#### Instruction:
Rewrite the items as a numbered list, starting from the first line and ending with the line containing "Identify all the elements below and their bounding boxes. List", including both. Skip blank lines and omit the pictures.

###

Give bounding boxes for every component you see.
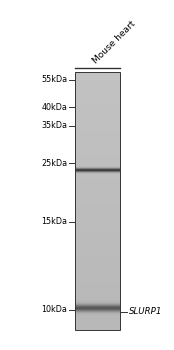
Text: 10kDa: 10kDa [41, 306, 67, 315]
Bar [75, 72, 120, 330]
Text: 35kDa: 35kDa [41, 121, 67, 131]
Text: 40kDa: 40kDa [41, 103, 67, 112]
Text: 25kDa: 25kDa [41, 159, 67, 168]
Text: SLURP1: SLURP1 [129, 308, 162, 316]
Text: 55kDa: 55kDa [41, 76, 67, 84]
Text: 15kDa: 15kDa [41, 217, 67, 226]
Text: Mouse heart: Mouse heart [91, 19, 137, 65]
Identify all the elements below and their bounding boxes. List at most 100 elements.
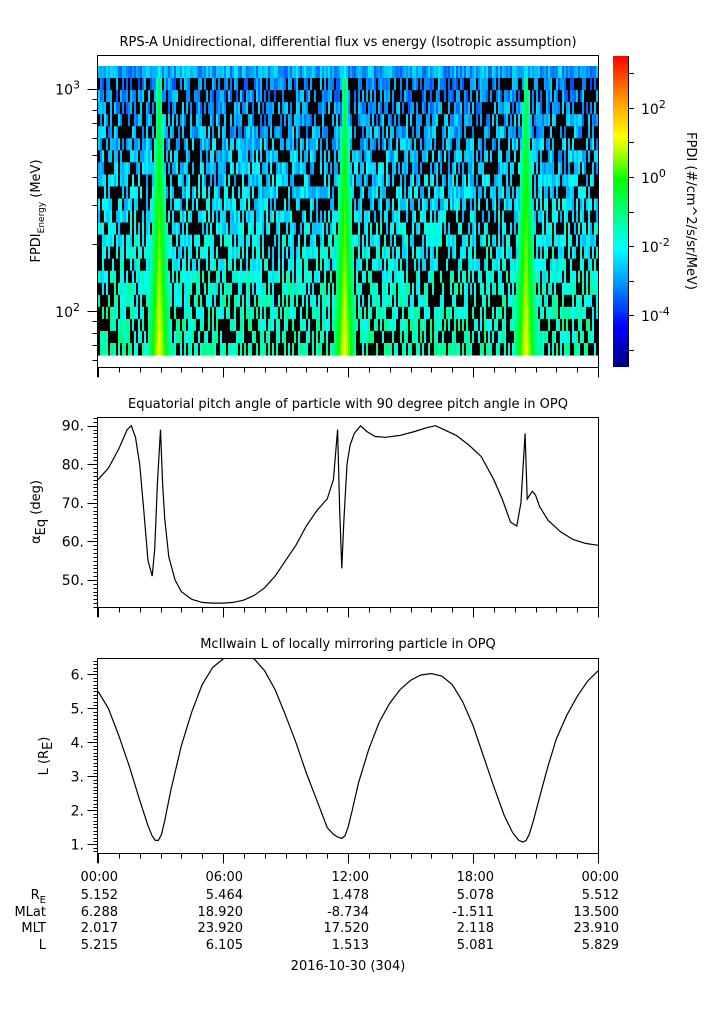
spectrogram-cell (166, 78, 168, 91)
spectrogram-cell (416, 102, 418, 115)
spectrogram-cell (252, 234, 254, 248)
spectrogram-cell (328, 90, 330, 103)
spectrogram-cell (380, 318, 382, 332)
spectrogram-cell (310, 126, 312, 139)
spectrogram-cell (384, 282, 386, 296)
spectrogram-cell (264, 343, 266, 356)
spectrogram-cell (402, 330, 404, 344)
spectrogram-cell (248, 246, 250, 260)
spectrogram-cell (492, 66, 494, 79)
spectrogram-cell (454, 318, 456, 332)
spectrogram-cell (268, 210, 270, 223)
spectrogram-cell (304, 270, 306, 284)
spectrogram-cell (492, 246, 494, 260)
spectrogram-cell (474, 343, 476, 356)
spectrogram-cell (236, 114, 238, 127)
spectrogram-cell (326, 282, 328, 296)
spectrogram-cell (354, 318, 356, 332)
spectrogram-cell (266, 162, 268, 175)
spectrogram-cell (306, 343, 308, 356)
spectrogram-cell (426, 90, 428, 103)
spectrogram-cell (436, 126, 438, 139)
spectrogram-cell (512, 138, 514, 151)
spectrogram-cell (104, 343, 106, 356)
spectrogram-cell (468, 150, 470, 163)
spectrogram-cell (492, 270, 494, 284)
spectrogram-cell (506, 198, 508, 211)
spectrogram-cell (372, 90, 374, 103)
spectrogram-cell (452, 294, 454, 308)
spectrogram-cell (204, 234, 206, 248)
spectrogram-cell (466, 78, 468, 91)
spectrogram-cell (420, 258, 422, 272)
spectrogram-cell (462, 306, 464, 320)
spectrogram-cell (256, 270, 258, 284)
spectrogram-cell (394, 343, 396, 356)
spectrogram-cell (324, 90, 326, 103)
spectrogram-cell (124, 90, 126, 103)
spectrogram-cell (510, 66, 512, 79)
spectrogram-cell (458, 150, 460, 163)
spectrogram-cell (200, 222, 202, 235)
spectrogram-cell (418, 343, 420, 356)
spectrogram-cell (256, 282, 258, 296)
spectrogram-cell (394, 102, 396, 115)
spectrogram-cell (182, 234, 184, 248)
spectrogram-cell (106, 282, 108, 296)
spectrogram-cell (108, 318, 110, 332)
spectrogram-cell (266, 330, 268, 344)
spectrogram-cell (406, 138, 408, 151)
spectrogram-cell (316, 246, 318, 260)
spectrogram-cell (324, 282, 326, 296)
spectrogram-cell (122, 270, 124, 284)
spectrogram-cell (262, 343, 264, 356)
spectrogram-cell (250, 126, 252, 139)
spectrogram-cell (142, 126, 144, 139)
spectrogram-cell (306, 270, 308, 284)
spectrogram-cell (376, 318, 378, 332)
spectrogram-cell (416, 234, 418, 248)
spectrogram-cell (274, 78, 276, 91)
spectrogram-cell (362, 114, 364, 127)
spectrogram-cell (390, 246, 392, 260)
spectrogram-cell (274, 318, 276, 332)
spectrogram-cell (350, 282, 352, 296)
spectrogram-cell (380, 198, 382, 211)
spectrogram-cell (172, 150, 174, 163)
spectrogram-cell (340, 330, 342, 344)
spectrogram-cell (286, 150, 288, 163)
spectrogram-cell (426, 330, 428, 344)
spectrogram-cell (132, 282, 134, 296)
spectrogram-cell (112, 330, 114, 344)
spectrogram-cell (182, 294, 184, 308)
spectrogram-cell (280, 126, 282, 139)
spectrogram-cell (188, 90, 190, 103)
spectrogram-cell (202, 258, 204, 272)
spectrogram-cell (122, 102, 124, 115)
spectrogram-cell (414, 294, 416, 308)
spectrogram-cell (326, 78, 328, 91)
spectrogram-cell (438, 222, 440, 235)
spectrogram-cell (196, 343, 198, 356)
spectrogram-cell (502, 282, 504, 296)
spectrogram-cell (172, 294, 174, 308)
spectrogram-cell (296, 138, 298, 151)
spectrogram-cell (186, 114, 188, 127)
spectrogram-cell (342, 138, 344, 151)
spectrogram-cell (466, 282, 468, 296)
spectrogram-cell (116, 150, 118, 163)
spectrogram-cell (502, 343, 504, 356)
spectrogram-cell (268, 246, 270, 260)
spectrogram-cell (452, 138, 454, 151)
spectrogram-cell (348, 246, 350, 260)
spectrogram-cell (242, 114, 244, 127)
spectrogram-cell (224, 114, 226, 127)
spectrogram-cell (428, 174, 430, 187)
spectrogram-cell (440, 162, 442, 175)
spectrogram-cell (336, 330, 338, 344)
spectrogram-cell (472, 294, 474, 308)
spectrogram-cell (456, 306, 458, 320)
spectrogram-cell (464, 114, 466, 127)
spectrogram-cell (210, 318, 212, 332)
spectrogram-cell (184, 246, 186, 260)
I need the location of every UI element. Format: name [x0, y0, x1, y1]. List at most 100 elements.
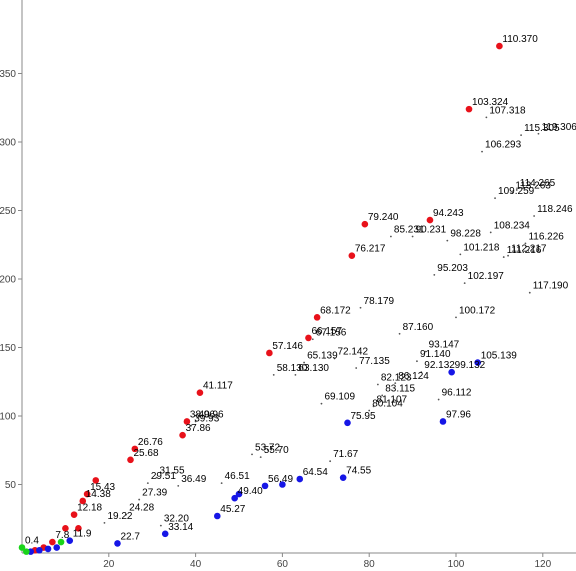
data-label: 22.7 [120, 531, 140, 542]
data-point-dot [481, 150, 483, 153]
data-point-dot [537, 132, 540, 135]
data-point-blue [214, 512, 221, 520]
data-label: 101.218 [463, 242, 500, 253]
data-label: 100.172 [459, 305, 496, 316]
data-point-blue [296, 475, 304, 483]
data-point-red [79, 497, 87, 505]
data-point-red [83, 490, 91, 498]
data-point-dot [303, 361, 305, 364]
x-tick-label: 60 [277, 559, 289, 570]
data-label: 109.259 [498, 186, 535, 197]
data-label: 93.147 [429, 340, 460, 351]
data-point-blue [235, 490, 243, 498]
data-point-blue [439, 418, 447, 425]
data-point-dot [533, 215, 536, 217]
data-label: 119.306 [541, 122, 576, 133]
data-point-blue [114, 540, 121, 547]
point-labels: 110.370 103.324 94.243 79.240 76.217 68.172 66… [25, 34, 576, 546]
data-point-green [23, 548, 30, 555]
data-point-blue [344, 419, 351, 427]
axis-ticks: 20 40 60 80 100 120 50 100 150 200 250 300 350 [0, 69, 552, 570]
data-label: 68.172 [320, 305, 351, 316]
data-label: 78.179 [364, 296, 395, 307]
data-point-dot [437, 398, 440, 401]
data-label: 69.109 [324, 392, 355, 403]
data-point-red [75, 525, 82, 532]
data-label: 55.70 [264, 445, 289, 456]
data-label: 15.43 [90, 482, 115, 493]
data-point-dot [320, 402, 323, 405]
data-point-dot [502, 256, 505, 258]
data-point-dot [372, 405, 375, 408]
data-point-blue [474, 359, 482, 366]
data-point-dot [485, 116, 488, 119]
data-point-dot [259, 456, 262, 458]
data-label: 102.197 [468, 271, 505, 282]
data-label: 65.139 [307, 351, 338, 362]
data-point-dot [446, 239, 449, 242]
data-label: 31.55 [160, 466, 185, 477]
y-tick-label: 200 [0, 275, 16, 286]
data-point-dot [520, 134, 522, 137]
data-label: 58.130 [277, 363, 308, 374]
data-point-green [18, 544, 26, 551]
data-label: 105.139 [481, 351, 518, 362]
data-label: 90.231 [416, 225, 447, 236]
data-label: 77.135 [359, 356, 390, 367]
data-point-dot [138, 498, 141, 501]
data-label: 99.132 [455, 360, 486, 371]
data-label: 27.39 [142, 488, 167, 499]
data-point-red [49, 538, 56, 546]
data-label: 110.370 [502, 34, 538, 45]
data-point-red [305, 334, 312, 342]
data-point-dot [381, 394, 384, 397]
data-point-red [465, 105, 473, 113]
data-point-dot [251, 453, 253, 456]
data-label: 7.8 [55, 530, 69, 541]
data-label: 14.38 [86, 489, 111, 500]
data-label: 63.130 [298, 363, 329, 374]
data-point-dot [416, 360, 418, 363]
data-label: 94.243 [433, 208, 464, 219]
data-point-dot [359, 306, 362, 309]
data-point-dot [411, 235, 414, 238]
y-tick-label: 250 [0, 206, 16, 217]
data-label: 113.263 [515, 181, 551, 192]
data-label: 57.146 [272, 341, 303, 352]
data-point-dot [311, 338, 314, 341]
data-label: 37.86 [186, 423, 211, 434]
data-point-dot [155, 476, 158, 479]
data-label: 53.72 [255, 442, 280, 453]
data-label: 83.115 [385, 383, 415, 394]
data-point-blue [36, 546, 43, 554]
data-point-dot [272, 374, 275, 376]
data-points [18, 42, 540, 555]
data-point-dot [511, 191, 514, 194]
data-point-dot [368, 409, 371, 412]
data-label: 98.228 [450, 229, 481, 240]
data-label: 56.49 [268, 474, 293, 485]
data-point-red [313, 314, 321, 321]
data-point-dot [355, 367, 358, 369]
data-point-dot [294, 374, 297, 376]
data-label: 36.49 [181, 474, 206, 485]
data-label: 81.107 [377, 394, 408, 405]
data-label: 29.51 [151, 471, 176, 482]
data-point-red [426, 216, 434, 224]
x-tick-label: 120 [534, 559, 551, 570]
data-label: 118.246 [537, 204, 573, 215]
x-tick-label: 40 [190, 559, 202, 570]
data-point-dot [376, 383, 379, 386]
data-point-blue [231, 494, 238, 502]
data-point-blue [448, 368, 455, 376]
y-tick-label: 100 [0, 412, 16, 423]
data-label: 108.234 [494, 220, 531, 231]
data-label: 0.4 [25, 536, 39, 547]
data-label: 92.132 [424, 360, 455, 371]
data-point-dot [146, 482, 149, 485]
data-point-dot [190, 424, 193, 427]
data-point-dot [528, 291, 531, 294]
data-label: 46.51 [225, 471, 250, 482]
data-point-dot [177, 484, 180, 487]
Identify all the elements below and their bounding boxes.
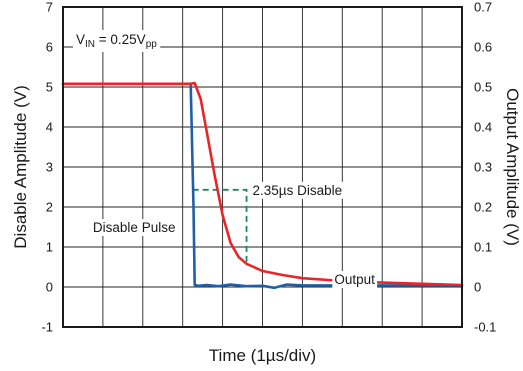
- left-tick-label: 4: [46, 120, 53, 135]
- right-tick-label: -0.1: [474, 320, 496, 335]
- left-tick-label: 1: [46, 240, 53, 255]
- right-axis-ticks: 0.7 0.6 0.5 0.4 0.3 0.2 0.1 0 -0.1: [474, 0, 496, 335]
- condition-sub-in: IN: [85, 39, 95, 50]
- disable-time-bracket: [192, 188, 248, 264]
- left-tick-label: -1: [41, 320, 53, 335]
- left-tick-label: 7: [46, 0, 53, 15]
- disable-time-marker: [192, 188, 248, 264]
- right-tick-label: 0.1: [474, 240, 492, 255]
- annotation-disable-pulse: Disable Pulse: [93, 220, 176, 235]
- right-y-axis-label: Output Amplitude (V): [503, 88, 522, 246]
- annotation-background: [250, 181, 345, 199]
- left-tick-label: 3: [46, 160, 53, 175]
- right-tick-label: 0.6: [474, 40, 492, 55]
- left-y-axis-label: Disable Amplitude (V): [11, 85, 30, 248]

###

#### Written answer:
1. Give bounding boxes for every component you see.
2. Text: 10kDa: 10kDa [41, 306, 67, 315]
3. Bar [75, 72, 120, 330]
4. Text: 35kDa: 35kDa [41, 121, 67, 131]
5. Text: 40kDa: 40kDa [41, 103, 67, 112]
6. Text: 25kDa: 25kDa [41, 159, 67, 168]
7. Text: SLURP1: SLURP1 [129, 308, 162, 316]
8. Text: 55kDa: 55kDa [41, 76, 67, 84]
9. Text: 15kDa: 15kDa [41, 217, 67, 226]
10. Text: Mouse heart: Mouse heart [91, 19, 137, 65]
11. Identify all the elements below and their bounding boxes. List at most 100 elements.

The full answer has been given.